(STUDY MATERIAL)
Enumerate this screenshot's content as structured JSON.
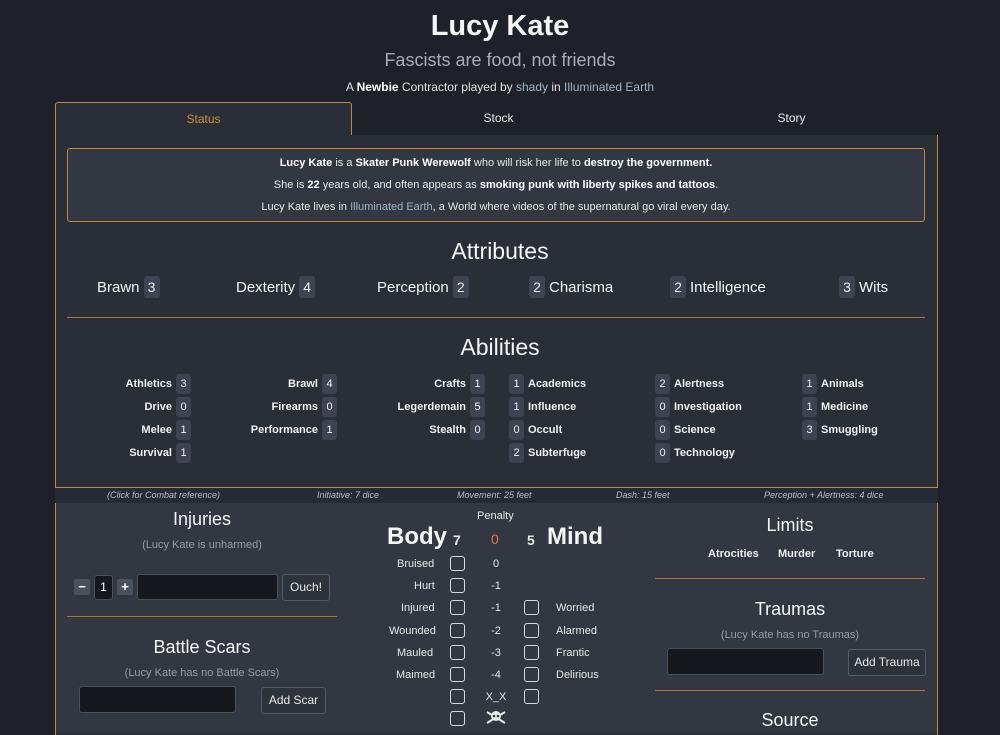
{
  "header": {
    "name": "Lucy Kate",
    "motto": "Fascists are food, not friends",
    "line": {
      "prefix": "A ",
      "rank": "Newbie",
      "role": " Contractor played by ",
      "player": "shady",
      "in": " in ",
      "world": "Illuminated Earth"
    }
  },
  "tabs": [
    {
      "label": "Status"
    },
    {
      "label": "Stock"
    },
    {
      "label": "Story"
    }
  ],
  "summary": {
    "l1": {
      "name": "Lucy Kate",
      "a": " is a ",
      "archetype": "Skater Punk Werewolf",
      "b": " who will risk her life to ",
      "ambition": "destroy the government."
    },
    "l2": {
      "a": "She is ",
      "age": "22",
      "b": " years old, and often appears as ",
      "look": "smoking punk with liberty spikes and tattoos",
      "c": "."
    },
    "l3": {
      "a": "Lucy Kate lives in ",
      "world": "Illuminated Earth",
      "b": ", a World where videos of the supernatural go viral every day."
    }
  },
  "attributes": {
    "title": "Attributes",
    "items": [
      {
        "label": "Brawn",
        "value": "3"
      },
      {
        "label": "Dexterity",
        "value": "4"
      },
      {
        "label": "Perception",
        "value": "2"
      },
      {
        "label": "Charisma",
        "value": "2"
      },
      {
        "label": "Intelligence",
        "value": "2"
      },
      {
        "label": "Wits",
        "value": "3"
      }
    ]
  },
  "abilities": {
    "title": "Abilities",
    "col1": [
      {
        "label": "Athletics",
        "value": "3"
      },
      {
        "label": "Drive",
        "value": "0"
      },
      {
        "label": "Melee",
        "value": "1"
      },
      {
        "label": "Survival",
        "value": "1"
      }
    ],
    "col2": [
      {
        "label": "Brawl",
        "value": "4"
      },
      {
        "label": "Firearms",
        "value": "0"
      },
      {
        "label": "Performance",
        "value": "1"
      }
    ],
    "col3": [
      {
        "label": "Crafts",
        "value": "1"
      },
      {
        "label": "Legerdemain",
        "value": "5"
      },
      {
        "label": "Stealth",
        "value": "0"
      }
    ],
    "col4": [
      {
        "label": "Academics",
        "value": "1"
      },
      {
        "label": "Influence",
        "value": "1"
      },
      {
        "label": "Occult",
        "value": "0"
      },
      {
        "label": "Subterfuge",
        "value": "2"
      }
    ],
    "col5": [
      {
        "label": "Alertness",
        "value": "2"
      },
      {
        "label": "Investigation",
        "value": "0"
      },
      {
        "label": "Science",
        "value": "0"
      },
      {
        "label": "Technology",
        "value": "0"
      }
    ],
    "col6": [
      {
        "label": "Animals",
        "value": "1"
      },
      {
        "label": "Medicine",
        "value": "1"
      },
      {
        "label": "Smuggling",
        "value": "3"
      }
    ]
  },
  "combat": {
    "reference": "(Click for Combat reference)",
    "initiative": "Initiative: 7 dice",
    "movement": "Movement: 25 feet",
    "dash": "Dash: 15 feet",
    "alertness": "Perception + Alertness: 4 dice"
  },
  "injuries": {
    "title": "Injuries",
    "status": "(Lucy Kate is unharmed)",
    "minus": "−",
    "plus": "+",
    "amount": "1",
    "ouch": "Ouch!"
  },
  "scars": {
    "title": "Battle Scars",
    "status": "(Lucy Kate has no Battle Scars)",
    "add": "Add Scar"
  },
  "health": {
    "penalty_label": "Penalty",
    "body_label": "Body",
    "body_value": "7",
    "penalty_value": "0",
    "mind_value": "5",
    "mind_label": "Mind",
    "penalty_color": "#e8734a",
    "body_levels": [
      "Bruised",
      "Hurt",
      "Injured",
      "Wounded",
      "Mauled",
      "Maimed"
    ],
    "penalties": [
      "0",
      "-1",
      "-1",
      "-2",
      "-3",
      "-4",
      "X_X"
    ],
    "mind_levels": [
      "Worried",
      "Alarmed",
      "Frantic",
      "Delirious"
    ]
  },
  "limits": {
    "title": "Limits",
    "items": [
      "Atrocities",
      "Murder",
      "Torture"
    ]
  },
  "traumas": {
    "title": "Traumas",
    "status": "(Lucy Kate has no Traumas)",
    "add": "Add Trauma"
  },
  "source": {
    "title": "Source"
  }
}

(EXERCISE PROMPT)
Each line of the records above that includes the string "Battle" should be counted. Report the total alone.

(EXERCISE SOLUTION)
2